Description of the task =
Pick out every line holding the string "Model" and copy it.

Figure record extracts
▼▼▼

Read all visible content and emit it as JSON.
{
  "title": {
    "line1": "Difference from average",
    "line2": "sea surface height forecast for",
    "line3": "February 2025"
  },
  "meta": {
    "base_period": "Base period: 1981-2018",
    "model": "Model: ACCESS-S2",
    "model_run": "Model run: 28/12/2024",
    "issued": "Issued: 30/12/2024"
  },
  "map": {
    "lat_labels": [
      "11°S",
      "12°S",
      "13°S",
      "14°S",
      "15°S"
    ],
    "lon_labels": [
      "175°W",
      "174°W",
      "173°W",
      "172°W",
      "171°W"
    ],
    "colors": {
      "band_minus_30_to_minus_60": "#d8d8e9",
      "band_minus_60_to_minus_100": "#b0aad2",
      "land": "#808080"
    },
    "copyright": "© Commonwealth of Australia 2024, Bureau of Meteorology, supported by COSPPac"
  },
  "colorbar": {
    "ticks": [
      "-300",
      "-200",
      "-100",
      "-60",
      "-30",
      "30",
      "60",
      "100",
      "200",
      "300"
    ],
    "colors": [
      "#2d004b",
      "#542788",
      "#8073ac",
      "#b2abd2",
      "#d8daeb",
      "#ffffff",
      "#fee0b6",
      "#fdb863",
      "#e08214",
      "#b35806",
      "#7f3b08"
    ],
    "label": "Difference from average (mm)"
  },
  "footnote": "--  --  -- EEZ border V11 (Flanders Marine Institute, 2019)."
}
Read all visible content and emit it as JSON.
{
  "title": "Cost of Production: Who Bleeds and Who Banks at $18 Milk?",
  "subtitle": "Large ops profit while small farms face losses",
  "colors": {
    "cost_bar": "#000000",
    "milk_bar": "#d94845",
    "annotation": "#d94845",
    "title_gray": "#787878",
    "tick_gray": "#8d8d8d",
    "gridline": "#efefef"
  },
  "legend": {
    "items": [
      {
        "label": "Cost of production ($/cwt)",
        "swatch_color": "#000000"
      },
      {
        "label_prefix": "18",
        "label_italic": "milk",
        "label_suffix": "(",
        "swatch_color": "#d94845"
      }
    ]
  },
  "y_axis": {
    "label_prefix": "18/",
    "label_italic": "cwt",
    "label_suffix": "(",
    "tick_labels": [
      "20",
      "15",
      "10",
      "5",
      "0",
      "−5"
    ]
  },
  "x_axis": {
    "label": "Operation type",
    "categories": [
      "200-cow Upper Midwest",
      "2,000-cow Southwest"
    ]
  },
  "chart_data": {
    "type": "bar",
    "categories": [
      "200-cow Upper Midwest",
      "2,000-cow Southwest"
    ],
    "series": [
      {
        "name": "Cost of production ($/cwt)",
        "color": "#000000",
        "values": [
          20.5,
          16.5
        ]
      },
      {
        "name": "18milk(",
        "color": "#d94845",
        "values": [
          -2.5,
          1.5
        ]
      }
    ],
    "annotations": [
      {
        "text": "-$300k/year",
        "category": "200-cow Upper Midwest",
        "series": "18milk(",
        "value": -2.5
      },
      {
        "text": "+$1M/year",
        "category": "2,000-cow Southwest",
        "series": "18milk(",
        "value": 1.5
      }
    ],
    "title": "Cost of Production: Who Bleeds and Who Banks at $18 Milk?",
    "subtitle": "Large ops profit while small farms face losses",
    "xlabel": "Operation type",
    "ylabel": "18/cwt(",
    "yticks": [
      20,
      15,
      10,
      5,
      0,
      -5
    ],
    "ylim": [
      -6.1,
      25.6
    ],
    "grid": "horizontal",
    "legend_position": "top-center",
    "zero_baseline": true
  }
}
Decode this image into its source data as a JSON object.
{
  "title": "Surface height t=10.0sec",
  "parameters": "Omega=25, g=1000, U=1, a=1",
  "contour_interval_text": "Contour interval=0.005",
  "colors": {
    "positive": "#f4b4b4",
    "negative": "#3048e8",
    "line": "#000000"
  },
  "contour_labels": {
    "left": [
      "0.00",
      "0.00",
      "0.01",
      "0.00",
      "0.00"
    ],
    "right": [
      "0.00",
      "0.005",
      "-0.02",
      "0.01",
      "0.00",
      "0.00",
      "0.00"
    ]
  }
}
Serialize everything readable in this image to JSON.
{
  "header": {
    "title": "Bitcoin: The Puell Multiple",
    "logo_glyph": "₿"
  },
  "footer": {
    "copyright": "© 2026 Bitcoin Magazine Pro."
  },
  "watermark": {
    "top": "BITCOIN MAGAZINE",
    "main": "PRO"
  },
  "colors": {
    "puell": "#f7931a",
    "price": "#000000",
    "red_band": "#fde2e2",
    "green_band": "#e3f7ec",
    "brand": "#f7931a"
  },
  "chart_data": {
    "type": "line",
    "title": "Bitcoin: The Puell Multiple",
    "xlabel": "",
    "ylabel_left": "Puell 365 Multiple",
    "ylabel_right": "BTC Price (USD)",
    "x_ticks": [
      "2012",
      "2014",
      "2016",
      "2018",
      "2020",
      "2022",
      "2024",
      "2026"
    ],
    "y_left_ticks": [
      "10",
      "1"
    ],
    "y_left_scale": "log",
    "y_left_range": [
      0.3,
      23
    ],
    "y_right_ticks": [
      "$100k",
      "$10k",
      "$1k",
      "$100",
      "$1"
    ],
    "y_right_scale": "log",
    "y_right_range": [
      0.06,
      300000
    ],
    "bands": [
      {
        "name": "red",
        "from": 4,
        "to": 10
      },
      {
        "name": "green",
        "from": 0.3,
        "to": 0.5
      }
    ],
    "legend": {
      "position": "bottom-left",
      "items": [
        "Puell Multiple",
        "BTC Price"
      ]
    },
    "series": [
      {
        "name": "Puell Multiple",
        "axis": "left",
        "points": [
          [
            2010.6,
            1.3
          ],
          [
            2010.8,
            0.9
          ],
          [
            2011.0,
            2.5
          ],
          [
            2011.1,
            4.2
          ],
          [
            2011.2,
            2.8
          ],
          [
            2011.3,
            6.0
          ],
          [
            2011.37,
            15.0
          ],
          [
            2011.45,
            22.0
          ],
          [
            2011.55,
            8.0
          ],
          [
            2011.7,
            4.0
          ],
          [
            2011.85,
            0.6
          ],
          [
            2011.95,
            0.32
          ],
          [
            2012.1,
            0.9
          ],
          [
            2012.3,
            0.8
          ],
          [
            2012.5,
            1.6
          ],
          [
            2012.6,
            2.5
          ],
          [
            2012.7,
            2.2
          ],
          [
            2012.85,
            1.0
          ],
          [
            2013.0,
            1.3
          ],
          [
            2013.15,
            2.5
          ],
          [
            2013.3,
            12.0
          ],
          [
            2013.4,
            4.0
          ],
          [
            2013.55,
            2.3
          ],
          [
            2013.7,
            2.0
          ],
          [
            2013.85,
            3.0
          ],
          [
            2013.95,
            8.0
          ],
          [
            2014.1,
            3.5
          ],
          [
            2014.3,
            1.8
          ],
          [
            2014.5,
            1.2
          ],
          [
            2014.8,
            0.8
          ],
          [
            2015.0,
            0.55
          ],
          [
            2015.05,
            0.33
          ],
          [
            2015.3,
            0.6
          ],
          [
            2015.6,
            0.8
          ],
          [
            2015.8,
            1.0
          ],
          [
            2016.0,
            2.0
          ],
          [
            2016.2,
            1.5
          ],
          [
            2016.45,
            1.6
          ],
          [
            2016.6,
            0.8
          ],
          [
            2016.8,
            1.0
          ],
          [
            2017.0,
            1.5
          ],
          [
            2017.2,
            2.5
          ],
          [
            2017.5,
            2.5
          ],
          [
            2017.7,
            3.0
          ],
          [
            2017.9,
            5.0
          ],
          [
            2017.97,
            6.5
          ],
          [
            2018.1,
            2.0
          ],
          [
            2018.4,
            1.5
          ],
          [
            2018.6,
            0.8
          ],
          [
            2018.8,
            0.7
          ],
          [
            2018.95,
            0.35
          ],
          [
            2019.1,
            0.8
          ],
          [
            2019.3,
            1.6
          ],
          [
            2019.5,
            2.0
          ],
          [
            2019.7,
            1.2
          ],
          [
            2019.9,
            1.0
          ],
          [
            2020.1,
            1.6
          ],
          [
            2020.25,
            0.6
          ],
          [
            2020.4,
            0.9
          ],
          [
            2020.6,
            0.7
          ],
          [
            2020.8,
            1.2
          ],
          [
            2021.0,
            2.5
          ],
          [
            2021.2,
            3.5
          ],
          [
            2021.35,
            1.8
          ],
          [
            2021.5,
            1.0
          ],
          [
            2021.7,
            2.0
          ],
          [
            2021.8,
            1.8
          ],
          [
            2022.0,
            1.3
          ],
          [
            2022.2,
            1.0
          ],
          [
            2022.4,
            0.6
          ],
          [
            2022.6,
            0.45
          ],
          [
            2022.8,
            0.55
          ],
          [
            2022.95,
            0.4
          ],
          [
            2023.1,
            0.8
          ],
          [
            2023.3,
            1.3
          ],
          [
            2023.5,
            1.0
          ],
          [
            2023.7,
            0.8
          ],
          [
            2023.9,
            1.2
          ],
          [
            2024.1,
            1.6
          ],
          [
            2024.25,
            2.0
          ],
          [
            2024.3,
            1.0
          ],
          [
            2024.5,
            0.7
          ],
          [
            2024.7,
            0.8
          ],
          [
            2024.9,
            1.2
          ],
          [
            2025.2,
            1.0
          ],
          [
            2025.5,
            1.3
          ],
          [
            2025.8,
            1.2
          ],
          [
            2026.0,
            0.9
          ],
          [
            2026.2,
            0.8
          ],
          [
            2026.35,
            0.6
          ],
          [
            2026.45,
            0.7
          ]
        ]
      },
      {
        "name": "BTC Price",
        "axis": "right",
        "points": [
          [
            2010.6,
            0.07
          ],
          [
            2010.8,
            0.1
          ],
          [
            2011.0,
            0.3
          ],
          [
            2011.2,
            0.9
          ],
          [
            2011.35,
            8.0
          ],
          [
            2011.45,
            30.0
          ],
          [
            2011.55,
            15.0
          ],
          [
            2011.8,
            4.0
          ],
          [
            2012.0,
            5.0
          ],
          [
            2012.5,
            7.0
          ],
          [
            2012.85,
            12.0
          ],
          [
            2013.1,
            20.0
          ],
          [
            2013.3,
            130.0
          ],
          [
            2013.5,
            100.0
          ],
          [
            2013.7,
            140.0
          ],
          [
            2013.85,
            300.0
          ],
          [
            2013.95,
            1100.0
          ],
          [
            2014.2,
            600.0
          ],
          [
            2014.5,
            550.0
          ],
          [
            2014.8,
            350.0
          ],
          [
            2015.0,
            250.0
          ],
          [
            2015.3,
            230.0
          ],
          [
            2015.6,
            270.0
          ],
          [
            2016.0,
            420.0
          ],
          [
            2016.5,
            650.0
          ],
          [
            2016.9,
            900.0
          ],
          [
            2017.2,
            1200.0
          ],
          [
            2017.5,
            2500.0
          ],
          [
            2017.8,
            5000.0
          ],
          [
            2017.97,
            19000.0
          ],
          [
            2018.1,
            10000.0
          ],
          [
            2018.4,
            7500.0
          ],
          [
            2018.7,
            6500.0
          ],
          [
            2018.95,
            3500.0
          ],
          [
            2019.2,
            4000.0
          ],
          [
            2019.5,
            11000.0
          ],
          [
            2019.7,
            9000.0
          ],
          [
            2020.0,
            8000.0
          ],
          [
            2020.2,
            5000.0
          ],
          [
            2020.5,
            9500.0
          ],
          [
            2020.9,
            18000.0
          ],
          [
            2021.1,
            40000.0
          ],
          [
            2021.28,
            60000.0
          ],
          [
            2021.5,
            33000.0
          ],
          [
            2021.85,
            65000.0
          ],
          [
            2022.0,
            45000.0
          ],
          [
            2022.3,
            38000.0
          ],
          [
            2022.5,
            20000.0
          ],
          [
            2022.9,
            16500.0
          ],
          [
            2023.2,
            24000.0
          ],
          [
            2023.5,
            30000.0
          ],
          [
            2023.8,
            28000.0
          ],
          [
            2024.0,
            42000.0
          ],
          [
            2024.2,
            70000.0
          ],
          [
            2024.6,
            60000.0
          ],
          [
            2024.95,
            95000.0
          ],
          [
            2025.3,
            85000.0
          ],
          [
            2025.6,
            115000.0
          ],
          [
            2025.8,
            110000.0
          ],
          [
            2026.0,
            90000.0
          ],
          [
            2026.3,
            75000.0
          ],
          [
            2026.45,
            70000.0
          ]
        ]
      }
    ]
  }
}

▲▲▲

Response =
    "model": "Model: ACCESS-S2",
    "model_run": "Model run: 28/12/2024",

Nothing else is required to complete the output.